── Records provided ──

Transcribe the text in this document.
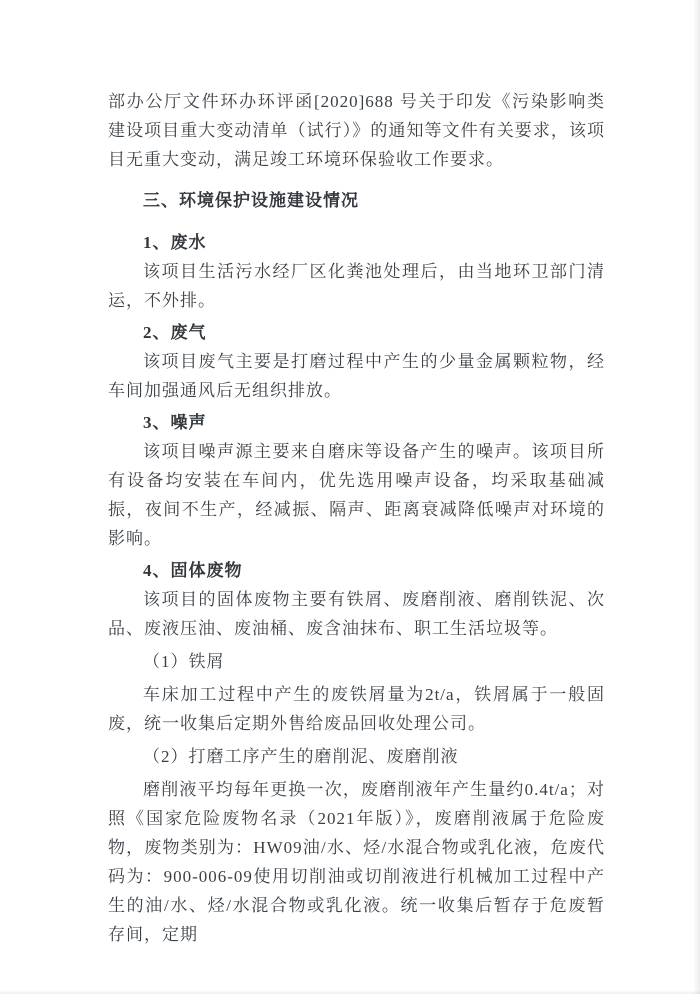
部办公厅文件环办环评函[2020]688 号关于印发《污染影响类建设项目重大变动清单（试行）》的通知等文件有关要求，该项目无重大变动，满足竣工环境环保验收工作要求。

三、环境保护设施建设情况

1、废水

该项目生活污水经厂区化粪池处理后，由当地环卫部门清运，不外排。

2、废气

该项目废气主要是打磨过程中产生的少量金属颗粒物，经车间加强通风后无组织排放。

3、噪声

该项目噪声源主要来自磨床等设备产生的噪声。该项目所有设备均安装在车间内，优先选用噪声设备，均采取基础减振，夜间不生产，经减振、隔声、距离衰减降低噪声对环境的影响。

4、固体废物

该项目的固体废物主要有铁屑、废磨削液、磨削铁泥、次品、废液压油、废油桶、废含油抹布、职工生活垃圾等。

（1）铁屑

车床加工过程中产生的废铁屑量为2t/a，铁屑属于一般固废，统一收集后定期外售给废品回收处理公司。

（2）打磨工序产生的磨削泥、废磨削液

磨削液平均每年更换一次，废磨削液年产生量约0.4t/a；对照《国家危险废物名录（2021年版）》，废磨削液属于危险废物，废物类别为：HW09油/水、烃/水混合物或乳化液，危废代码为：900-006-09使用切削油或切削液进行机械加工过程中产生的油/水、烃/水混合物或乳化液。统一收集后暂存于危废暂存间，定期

───

The exercise: Take the listing above and print it exactly, apart from the pictures.

Finished exercise:
Transcribe the text in this document.
部办公厅文件环办环评函[2020]688 号关于印发《污染影响类建设项目重大变动清单（试行）》的通知等文件有关要求，该项目无重大变动，满足竣工环境环保验收工作要求。

三、环境保护设施建设情况

1、废水

该项目生活污水经厂区化粪池处理后，由当地环卫部门清运，不外排。

2、废气

该项目废气主要是打磨过程中产生的少量金属颗粒物，经车间加强通风后无组织排放。

3、噪声

该项目噪声源主要来自磨床等设备产生的噪声。该项目所有设备均安装在车间内，优先选用噪声设备，均采取基础减振，夜间不生产，经减振、隔声、距离衰减降低噪声对环境的影响。

4、固体废物

该项目的固体废物主要有铁屑、废磨削液、磨削铁泥、次品、废液压油、废油桶、废含油抹布、职工生活垃圾等。

（1）铁屑

车床加工过程中产生的废铁屑量为2t/a，铁屑属于一般固废，统一收集后定期外售给废品回收处理公司。

（2）打磨工序产生的磨削泥、废磨削液

磨削液平均每年更换一次，废磨削液年产生量约0.4t/a；对照《国家危险废物名录（2021年版）》，废磨削液属于危险废物，废物类别为：HW09油/水、烃/水混合物或乳化液，危废代码为：900-006-09使用切削油或切削液进行机械加工过程中产生的油/水、烃/水混合物或乳化液。统一收集后暂存于危废暂存间，定期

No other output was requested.